--- BEGIN ---

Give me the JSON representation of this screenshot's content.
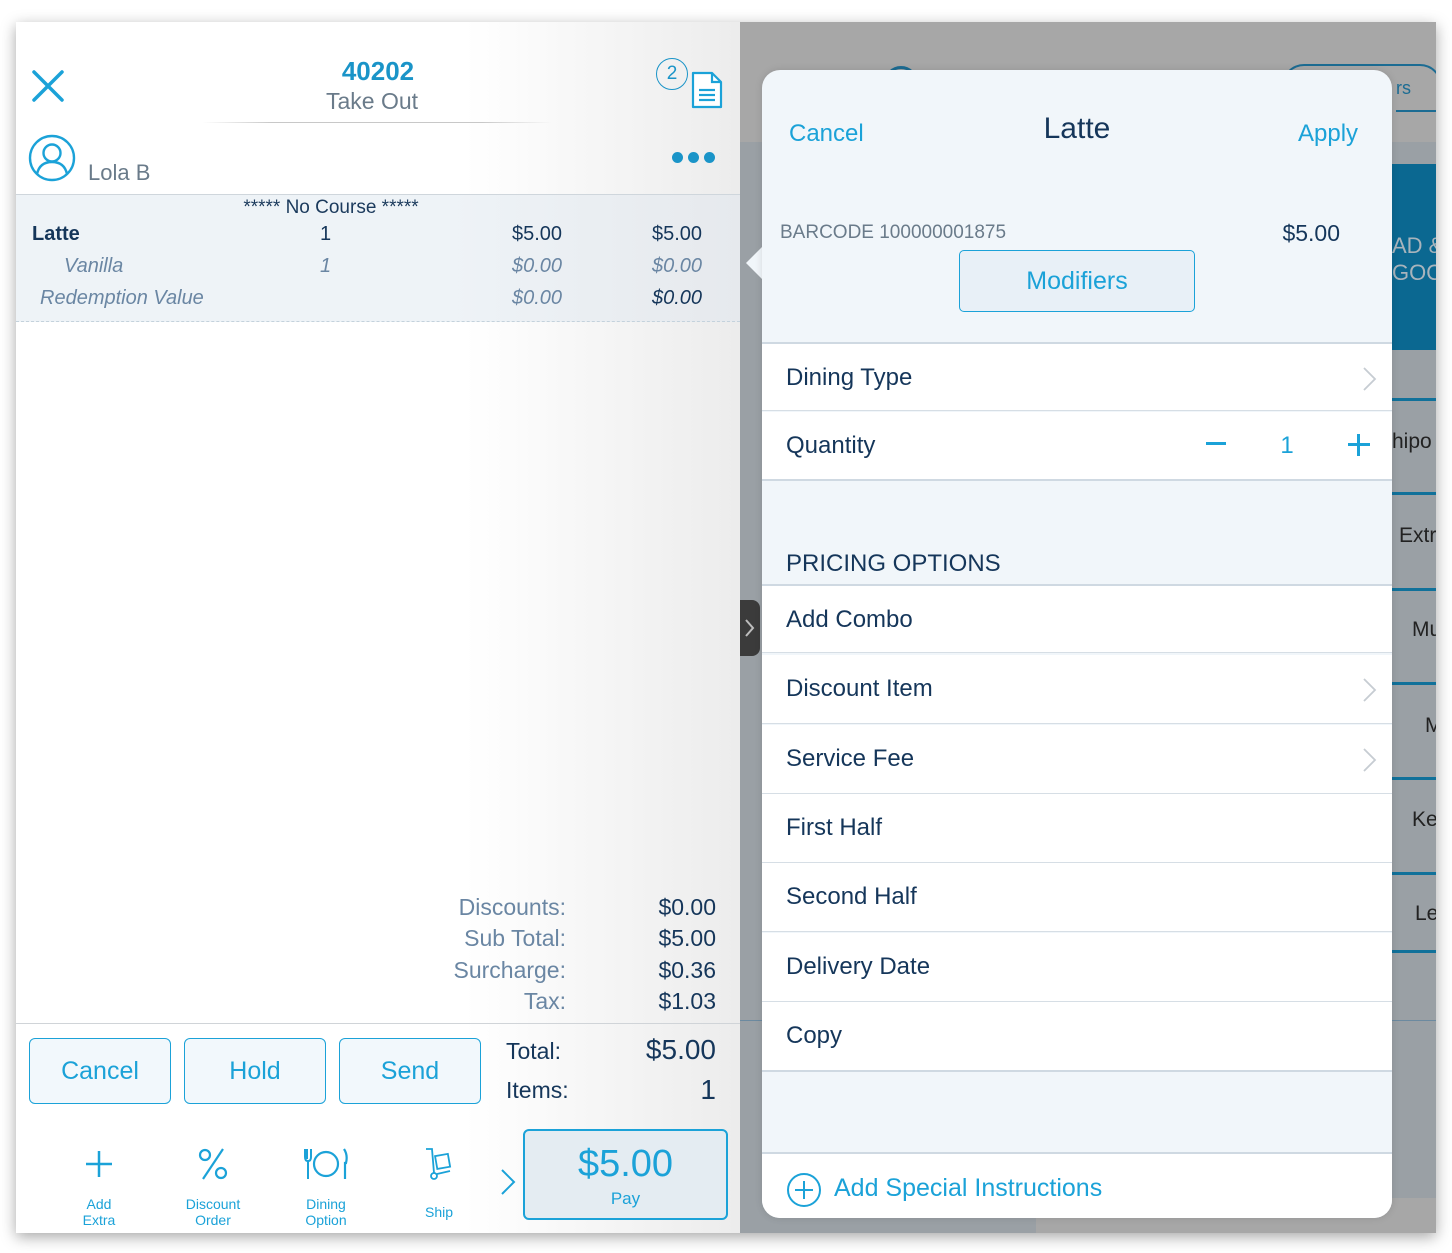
{
  "order": {
    "number": "40202",
    "type": "Take Out",
    "receipt_count": "2",
    "customer": "Lola B",
    "course_label": "***** No Course *****",
    "items": [
      {
        "name": "Latte",
        "qty": "1",
        "price": "$5.00",
        "total": "$5.00"
      },
      {
        "name": "Vanilla",
        "qty": "1",
        "price": "$0.00",
        "total": "$0.00"
      },
      {
        "name": "Redemption Value",
        "qty": "",
        "price": "$0.00",
        "total": "$0.00"
      }
    ],
    "summary": [
      {
        "label": "Discounts:",
        "value": "$0.00"
      },
      {
        "label": "Sub Total:",
        "value": "$5.00"
      },
      {
        "label": "Surcharge:",
        "value": "$0.36"
      },
      {
        "label": "Tax:",
        "value": "$1.03"
      }
    ],
    "total_label": "Total:",
    "total_value": "$5.00",
    "items_label": "Items:",
    "items_value": "1"
  },
  "actions": {
    "cancel": "Cancel",
    "hold": "Hold",
    "send": "Send"
  },
  "toolbar": [
    {
      "label_line1": "Add",
      "label_line2": "Extra",
      "icon": "plus-icon"
    },
    {
      "label_line1": "Discount",
      "label_line2": "Order",
      "icon": "percent-icon"
    },
    {
      "label_line1": "Dining",
      "label_line2": "Option",
      "icon": "dining-icon"
    },
    {
      "label_line1": "Ship",
      "label_line2": "",
      "icon": "cart-icon"
    }
  ],
  "pay": {
    "amount": "$5.00",
    "label": "Pay"
  },
  "background": {
    "header_tab_fragment": "rs",
    "category_fragment_line1": "AD &",
    "category_fragment_line2": "GOO",
    "menu_fragments": [
      "hipo",
      "Extr",
      "Mu",
      "M",
      "Ke",
      "Le"
    ]
  },
  "popover": {
    "cancel": "Cancel",
    "title": "Latte",
    "apply": "Apply",
    "barcode": "BARCODE 100000001875",
    "price": "$5.00",
    "modifiers": "Modifiers",
    "dining_type": "Dining Type",
    "quantity_label": "Quantity",
    "quantity_value": "1",
    "pricing_section": "PRICING OPTIONS",
    "pricing_options": [
      {
        "label": "Add Combo",
        "chevron": false
      },
      {
        "label": "Discount Item",
        "chevron": true
      },
      {
        "label": "Service Fee",
        "chevron": true
      },
      {
        "label": "First Half",
        "chevron": false
      },
      {
        "label": "Second Half",
        "chevron": false
      },
      {
        "label": "Delivery Date",
        "chevron": false
      },
      {
        "label": "Copy",
        "chevron": false
      }
    ],
    "special_instructions": "Add Special Instructions"
  },
  "colors": {
    "accent": "#1ba2d8",
    "navy_text": "#15365a",
    "muted_text": "#6a86a3",
    "category_blue": "#0b6891"
  }
}
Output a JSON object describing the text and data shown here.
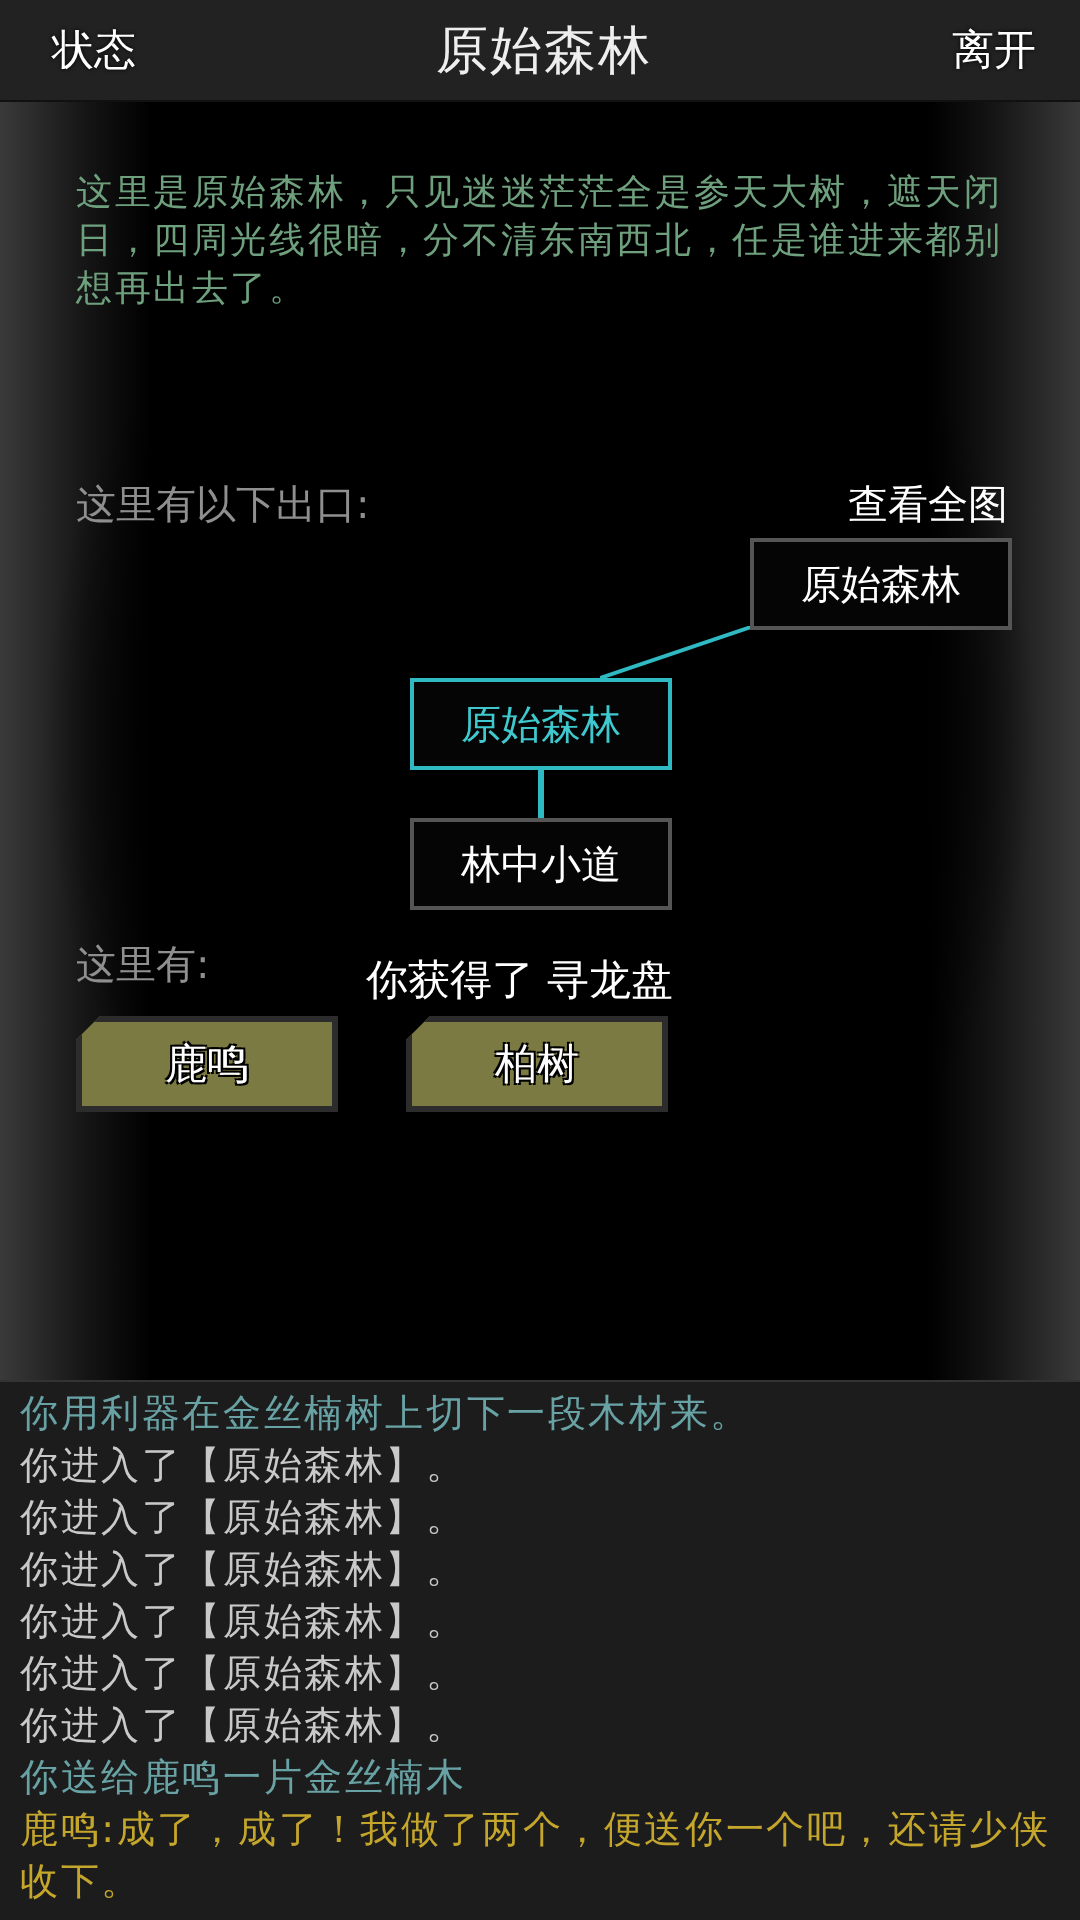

--- END ---

Extract the entries in full, exactly as they are, minus the pictures.

» **Response below**
Give me the JSON representation of this screenshot's content.
{
  "order": {
    "number": "40202",
    "type": "Take Out",
    "receipt_count": "2",
    "customer": "Lola B",
    "course_label": "***** No Course *****",
    "items": [
      {
        "name": "Latte",
        "qty": "1",
        "price": "$5.00",
        "total": "$5.00"
      },
      {
        "name": "Vanilla",
        "qty": "1",
        "price": "$0.00",
        "total": "$0.00"
      },
      {
        "name": "Redemption Value",
        "qty": "",
        "price": "$0.00",
        "total": "$0.00"
      }
    ],
    "summary": [
      {
        "label": "Discounts:",
        "value": "$0.00"
      },
      {
        "label": "Sub Total:",
        "value": "$5.00"
      },
      {
        "label": "Surcharge:",
        "value": "$0.36"
      },
      {
        "label": "Tax:",
        "value": "$1.03"
      }
    ],
    "total_label": "Total:",
    "total_value": "$5.00",
    "items_label": "Items:",
    "items_value": "1"
  },
  "actions": {
    "cancel": "Cancel",
    "hold": "Hold",
    "send": "Send"
  },
  "toolbar": [
    {
      "label_line1": "Add",
      "label_line2": "Extra",
      "icon": "plus-icon"
    },
    {
      "label_line1": "Discount",
      "label_line2": "Order",
      "icon": "percent-icon"
    },
    {
      "label_line1": "Dining",
      "label_line2": "Option",
      "icon": "dining-icon"
    },
    {
      "label_line1": "Ship",
      "label_line2": "",
      "icon": "cart-icon"
    }
  ],
  "pay": {
    "amount": "$5.00",
    "label": "Pay"
  },
  "background": {
    "header_tab_fragment": "rs",
    "category_fragment_line1": "AD &",
    "category_fragment_line2": "GOO",
    "menu_fragments": [
      "hipo",
      "Extr",
      "Mu",
      "M",
      "Ke",
      "Le"
    ]
  },
  "popover": {
    "cancel": "Cancel",
    "title": "Latte",
    "apply": "Apply",
    "barcode": "BARCODE 100000001875",
    "price": "$5.00",
    "modifiers": "Modifiers",
    "dining_type": "Dining Type",
    "quantity_label": "Quantity",
    "quantity_value": "1",
    "pricing_section": "PRICING OPTIONS",
    "pricing_options": [
      {
        "label": "Add Combo",
        "chevron": false
      },
      {
        "label": "Discount Item",
        "chevron": true
      },
      {
        "label": "Service Fee",
        "chevron": true
      },
      {
        "label": "First Half",
        "chevron": false
      },
      {
        "label": "Second Half",
        "chevron": false
      },
      {
        "label": "Delivery Date",
        "chevron": false
      },
      {
        "label": "Copy",
        "chevron": false
      }
    ],
    "special_instructions": "Add Special Instructions"
  },
  "colors": {
    "accent": "#1ba2d8",
    "navy_text": "#15365a",
    "muted_text": "#6a86a3",
    "category_blue": "#0b6891"
  }
}
Output a JSON object describing the text and data shown here.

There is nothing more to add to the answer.